Below are records. Count every line containing the word "fill" and give the number alone.
==============================
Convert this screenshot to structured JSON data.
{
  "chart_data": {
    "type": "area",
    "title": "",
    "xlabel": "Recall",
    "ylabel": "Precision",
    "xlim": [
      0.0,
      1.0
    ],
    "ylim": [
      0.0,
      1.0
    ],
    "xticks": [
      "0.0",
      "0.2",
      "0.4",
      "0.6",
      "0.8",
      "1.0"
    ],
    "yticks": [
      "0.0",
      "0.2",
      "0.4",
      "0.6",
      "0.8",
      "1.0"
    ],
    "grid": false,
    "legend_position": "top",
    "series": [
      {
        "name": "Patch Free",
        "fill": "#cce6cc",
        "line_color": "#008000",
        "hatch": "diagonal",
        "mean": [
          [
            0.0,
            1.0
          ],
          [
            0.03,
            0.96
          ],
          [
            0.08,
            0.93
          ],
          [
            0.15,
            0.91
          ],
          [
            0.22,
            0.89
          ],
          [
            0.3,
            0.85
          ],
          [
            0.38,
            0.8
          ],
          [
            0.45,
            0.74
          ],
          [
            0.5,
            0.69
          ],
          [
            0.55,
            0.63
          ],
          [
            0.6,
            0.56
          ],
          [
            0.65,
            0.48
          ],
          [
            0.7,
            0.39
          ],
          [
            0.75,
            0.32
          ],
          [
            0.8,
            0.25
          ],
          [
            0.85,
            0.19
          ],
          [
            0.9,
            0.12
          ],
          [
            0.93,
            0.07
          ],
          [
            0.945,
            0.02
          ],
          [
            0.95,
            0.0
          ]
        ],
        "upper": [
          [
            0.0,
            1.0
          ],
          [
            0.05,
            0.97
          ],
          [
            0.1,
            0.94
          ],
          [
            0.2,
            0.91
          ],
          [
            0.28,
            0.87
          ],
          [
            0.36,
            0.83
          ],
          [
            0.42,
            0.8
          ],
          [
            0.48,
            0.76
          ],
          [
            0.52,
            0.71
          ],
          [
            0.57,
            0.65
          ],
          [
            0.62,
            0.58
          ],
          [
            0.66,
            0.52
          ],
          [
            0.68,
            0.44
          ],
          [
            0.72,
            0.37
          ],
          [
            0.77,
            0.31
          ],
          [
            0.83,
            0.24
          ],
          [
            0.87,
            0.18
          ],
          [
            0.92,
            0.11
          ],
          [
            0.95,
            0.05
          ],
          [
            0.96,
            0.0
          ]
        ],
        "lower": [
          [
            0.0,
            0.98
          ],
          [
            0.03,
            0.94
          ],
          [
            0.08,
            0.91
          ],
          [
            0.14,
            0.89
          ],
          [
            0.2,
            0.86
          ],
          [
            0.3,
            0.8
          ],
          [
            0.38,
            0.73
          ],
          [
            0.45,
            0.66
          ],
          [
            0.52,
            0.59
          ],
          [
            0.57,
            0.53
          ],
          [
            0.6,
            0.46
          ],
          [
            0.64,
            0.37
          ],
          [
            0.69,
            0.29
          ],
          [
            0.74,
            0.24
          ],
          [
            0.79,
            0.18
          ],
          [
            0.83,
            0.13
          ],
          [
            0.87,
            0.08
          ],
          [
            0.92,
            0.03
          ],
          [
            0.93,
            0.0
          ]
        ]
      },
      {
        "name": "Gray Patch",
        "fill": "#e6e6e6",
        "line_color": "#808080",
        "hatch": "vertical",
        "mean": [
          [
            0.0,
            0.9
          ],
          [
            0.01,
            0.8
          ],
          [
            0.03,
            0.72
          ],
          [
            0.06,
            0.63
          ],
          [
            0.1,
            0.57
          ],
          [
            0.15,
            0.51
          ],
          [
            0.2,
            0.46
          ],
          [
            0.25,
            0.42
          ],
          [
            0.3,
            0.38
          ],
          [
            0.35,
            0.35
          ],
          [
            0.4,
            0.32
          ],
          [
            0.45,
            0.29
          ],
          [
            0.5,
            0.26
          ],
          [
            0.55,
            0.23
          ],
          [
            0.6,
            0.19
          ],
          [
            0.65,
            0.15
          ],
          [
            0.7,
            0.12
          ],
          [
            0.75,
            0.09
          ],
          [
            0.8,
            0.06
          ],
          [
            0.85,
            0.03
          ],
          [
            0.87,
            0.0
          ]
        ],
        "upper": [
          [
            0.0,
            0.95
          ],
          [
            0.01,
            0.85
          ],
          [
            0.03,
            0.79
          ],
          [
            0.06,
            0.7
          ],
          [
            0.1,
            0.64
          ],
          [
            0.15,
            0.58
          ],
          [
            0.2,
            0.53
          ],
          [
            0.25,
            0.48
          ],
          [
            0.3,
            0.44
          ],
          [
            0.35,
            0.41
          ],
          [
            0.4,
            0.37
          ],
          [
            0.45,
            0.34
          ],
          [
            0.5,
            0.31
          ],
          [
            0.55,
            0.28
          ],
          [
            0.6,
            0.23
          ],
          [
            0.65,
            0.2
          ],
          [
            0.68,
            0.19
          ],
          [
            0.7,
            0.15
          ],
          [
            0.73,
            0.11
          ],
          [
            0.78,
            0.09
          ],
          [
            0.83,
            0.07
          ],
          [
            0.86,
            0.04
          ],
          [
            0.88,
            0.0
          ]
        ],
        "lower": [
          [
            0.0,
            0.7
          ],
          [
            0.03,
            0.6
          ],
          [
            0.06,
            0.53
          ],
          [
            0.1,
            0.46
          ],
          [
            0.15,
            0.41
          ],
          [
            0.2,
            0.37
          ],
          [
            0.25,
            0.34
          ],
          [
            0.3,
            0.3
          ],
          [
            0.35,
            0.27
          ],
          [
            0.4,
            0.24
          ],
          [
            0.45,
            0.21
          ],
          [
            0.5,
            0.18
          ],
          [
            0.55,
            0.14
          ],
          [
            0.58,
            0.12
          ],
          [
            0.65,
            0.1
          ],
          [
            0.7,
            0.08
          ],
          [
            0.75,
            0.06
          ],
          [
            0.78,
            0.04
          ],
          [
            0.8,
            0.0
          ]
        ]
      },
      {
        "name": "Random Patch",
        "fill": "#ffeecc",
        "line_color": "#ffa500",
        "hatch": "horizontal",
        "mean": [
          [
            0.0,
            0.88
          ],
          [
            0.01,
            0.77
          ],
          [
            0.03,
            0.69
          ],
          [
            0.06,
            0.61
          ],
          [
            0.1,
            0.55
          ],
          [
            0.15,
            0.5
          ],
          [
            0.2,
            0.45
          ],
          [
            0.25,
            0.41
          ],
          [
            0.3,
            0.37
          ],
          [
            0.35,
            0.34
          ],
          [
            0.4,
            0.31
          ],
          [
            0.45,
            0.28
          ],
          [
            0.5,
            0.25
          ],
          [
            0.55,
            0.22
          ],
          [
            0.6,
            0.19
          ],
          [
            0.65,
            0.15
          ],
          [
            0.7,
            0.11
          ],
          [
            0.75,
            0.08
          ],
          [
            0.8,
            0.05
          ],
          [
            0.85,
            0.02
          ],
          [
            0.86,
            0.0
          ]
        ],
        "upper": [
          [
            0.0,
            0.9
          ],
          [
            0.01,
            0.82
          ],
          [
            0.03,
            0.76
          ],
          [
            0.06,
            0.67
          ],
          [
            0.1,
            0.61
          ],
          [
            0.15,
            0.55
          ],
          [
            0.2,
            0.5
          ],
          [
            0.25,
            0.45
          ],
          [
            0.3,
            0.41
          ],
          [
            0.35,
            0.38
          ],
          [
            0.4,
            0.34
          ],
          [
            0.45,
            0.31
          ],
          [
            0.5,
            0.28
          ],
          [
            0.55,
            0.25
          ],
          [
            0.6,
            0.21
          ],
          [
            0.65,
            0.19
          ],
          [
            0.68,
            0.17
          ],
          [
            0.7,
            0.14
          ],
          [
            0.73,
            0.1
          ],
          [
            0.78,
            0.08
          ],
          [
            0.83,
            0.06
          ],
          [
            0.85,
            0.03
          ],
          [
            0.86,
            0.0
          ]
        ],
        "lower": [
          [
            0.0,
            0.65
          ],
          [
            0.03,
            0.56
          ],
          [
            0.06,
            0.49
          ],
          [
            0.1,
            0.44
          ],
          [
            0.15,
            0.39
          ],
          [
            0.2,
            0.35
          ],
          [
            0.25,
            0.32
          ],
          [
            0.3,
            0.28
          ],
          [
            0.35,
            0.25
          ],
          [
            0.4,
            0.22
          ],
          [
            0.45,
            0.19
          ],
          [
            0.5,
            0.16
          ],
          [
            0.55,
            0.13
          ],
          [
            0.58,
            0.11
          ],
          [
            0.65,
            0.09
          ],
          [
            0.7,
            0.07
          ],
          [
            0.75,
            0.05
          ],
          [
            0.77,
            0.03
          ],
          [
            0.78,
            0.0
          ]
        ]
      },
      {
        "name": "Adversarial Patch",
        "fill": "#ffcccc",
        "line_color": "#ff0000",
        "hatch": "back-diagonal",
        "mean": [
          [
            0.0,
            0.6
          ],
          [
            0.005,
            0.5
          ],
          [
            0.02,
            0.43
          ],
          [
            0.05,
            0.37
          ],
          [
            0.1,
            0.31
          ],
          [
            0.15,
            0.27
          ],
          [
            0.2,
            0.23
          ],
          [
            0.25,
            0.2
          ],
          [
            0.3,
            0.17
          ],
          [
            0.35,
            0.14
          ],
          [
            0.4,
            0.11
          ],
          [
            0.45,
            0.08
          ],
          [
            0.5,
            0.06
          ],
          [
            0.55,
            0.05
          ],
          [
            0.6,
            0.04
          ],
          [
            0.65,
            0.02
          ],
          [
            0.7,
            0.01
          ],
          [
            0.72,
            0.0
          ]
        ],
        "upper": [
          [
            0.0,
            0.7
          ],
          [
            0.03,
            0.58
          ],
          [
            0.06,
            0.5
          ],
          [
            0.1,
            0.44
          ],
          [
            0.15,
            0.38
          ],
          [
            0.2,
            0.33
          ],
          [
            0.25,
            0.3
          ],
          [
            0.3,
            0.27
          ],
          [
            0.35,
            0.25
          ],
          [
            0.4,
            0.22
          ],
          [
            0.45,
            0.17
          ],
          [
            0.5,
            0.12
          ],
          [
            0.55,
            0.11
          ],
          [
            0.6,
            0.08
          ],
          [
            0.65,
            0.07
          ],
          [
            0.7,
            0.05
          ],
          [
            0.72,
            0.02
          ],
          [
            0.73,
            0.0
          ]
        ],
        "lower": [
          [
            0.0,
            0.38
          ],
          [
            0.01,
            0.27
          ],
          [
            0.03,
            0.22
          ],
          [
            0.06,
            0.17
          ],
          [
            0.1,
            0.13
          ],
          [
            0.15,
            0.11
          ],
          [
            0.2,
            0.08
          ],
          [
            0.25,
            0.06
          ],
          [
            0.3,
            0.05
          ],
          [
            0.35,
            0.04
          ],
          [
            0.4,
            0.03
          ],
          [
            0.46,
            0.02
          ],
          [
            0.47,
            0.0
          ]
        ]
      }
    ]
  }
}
==============================
* **Response**: 4